• [Your task]
Reproduce the whole listing, character for character.

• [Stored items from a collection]
——
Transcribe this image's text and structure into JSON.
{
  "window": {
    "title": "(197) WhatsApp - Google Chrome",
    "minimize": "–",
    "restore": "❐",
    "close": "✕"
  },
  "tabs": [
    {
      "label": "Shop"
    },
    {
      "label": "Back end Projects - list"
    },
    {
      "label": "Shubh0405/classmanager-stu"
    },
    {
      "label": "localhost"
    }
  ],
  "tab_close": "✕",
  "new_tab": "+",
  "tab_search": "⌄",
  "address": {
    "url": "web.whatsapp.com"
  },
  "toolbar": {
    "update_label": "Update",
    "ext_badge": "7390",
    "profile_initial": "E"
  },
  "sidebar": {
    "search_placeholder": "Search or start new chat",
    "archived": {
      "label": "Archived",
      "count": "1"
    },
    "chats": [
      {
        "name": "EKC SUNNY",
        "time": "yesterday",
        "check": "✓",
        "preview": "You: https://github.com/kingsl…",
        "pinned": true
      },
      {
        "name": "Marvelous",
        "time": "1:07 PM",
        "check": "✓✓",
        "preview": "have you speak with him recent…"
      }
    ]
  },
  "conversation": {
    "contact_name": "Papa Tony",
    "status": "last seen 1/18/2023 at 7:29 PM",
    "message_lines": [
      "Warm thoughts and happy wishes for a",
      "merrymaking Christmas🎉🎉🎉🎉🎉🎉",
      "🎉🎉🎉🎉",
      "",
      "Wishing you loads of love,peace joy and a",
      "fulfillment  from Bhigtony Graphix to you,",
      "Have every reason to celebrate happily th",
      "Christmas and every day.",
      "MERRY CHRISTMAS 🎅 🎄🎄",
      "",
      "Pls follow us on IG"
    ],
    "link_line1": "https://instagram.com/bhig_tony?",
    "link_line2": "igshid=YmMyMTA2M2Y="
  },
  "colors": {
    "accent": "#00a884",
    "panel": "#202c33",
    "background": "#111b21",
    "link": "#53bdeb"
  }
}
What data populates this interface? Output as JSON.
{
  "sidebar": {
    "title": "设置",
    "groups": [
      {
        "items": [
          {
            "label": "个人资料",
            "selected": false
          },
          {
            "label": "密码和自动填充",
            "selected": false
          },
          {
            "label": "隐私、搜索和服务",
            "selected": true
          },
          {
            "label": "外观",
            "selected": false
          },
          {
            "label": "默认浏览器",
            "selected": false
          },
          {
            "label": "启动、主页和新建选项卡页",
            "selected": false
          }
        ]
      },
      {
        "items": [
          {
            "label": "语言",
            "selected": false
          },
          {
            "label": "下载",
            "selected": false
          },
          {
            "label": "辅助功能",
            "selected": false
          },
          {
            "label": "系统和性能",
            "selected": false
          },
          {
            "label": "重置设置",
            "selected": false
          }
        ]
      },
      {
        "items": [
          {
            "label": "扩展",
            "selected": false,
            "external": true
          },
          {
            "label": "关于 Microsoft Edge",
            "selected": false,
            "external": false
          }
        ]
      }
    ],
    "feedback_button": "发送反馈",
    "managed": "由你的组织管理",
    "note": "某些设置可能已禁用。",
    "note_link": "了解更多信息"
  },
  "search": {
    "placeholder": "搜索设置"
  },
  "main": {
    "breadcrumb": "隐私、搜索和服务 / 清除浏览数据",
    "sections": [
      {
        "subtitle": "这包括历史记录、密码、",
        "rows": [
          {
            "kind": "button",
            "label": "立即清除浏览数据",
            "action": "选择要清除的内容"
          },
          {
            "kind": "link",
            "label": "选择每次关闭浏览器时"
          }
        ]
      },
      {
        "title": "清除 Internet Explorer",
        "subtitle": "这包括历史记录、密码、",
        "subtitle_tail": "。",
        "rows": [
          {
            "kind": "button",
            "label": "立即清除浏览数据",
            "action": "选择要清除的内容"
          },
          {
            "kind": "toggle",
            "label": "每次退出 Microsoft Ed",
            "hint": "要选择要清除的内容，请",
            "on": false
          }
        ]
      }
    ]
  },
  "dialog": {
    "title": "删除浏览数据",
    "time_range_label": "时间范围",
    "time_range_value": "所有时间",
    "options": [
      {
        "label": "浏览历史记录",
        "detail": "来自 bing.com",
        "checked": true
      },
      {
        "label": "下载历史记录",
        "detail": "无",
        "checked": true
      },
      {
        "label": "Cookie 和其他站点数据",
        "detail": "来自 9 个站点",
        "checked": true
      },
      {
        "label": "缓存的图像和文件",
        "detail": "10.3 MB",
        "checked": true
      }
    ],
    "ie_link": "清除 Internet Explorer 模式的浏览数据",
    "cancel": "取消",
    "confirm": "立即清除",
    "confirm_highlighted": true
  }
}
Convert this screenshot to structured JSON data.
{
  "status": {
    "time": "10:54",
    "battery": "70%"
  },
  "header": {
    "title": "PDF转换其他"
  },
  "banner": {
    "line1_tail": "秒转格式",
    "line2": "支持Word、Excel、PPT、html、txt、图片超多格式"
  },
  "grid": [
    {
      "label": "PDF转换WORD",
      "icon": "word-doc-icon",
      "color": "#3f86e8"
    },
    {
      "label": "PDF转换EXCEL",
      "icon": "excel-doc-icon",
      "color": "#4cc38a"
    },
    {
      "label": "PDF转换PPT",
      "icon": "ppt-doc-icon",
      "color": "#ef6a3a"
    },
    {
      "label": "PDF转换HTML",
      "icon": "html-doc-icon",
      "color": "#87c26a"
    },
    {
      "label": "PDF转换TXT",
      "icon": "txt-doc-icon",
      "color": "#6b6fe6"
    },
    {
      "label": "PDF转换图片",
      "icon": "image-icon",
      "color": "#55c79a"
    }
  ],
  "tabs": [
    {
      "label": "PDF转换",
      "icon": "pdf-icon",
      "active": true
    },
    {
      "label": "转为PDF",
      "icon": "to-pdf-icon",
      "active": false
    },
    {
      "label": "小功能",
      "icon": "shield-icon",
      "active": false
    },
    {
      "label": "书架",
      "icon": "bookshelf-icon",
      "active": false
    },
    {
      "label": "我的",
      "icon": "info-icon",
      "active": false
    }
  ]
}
——
• [Finished exercise]
Transcribe this image's text and structure into JSON.
{
  "window": {
    "title": "(197) WhatsApp - Google Chrome",
    "minimize": "–",
    "restore": "❐",
    "close": "✕"
  },
  "tabs": [
    {
      "label": "Shop"
    },
    {
      "label": "Back end Projects - list"
    },
    {
      "label": "Shubh0405/classmanager-stu"
    },
    {
      "label": "localhost"
    }
  ],
  "tab_close": "✕",
  "new_tab": "+",
  "tab_search": "⌄",
  "address": {
    "url": "web.whatsapp.com"
  },
  "toolbar": {
    "update_label": "Update",
    "ext_badge": "7390",
    "profile_initial": "E"
  },
  "sidebar": {
    "search_placeholder": "Search or start new chat",
    "archived": {
      "label": "Archived",
      "count": "1"
    },
    "chats": [
      {
        "name": "EKC SUNNY",
        "time": "yesterday",
        "check": "✓",
        "preview": "You: https://github.com/kingsl…",
        "pinned": true
      },
      {
        "name": "Marvelous",
        "time": "1:07 PM",
        "check": "✓✓",
        "preview": "have you speak with him recent…"
      }
    ]
  },
  "conversation": {
    "contact_name": "Papa Tony",
    "status": "last seen 1/18/2023 at 7:29 PM",
    "message_lines": [
      "Warm thoughts and happy wishes for a",
      "merrymaking Christmas🎉🎉🎉🎉🎉🎉",
      "🎉🎉🎉🎉",
      "",
      "Wishing you loads of love,peace joy and a",
      "fulfillment  from Bhigtony Graphix to you,",
      "Have every reason to celebrate happily th",
      "Christmas and every day.",
      "MERRY CHRISTMAS 🎅 🎄🎄",
      "",
      "Pls follow us on IG"
    ],
    "link_line1": "https://instagram.com/bhig_tony?",
    "link_line2": "igshid=YmMyMTA2M2Y="
  },
  "colors": {
    "accent": "#00a884",
    "panel": "#202c33",
    "background": "#111b21",
    "link": "#53bdeb"
  }
}
What data populates this interface? Output as JSON.
{
  "sidebar": {
    "title": "设置",
    "groups": [
      {
        "items": [
          {
            "label": "个人资料",
            "selected": false
          },
          {
            "label": "密码和自动填充",
            "selected": false
          },
          {
            "label": "隐私、搜索和服务",
            "selected": true
          },
          {
            "label": "外观",
            "selected": false
          },
          {
            "label": "默认浏览器",
            "selected": false
          },
          {
            "label": "启动、主页和新建选项卡页",
            "selected": false
          }
        ]
      },
      {
        "items": [
          {
            "label": "语言",
            "selected": false
          },
          {
            "label": "下载",
            "selected": false
          },
          {
            "label": "辅助功能",
            "selected": false
          },
          {
            "label": "系统和性能",
            "selected": false
          },
          {
            "label": "重置设置",
            "selected": false
          }
        ]
      },
      {
        "items": [
          {
            "label": "扩展",
            "selected": false,
            "external": true
          },
          {
            "label": "关于 Microsoft Edge",
            "selected": false,
            "external": false
          }
        ]
      }
    ],
    "feedback_button": "发送反馈",
    "managed": "由你的组织管理",
    "note": "某些设置可能已禁用。",
    "note_link": "了解更多信息"
  },
  "search": {
    "placeholder": "搜索设置"
  },
  "main": {
    "breadcrumb": "隐私、搜索和服务 / 清除浏览数据",
    "sections": [
      {
        "subtitle": "这包括历史记录、密码、",
        "rows": [
          {
            "kind": "button",
            "label": "立即清除浏览数据",
            "action": "选择要清除的内容"
          },
          {
            "kind": "link",
            "label": "选择每次关闭浏览器时"
          }
        ]
      },
      {
        "title": "清除 Internet Explorer",
        "subtitle": "这包括历史记录、密码、",
        "subtitle_tail": "。",
        "rows": [
          {
            "kind": "button",
            "label": "立即清除浏览数据",
            "action": "选择要清除的内容"
          },
          {
            "kind": "toggle",
            "label": "每次退出 Microsoft Ed",
            "hint": "要选择要清除的内容，请",
            "on": false
          }
        ]
      }
    ]
  },
  "dialog": {
    "title": "删除浏览数据",
    "time_range_label": "时间范围",
    "time_range_value": "所有时间",
    "options": [
      {
        "label": "浏览历史记录",
        "detail": "来自 bing.com",
        "checked": true
      },
      {
        "label": "下载历史记录",
        "detail": "无",
        "checked": true
      },
      {
        "label": "Cookie 和其他站点数据",
        "detail": "来自 9 个站点",
        "checked": true
      },
      {
        "label": "缓存的图像和文件",
        "detail": "10.3 MB",
        "checked": true
      }
    ],
    "ie_link": "清除 Internet Explorer 模式的浏览数据",
    "cancel": "取消",
    "confirm": "立即清除",
    "confirm_highlighted": true
  }
}
Convert this screenshot to structured JSON data.
{
  "status": {
    "time": "10:54",
    "battery": "70%"
  },
  "header": {
    "title": "PDF转换其他"
  },
  "banner": {
    "line1_tail": "秒转格式",
    "line2": "支持Word、Excel、PPT、html、txt、图片超多格式"
  },
  "grid": [
    {
      "label": "PDF转换WORD",
      "icon": "word-doc-icon",
      "color": "#3f86e8"
    },
    {
      "label": "PDF转换EXCEL",
      "icon": "excel-doc-icon",
      "color": "#4cc38a"
    },
    {
      "label": "PDF转换PPT",
      "icon": "ppt-doc-icon",
      "color": "#ef6a3a"
    },
    {
      "label": "PDF转换HTML",
      "icon": "html-doc-icon",
      "color": "#87c26a"
    },
    {
      "label": "PDF转换TXT",
      "icon": "txt-doc-icon",
      "color": "#6b6fe6"
    },
    {
      "label": "PDF转换图片",
      "icon": "image-icon",
      "color": "#55c79a"
    }
  ],
  "tabs": [
    {
      "label": "PDF转换",
      "icon": "pdf-icon",
      "active": true
    },
    {
      "label": "转为PDF",
      "icon": "to-pdf-icon",
      "active": false
    },
    {
      "label": "小功能",
      "icon": "shield-icon",
      "active": false
    },
    {
      "label": "书架",
      "icon": "bookshelf-icon",
      "active": false
    },
    {
      "label": "我的",
      "icon": "info-icon",
      "active": false
    }
  ]
}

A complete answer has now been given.